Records

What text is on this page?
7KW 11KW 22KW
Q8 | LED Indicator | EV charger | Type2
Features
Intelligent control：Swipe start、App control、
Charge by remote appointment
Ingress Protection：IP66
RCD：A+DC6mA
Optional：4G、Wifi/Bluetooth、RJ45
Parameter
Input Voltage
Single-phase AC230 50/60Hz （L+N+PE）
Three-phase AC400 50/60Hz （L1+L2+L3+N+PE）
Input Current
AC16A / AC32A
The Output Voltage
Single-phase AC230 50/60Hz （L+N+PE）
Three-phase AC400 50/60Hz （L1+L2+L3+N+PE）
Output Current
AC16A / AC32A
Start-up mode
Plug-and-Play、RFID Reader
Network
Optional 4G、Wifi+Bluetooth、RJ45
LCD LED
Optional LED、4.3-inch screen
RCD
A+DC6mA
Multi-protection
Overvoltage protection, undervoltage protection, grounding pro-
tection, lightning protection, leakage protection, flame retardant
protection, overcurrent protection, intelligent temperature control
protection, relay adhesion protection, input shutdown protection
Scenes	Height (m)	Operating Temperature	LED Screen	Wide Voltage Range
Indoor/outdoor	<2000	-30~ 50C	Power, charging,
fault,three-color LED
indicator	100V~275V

▶ **What is being asked**: Count each line where the string "control" occurs, and write only the number.

▶ **Result**: 2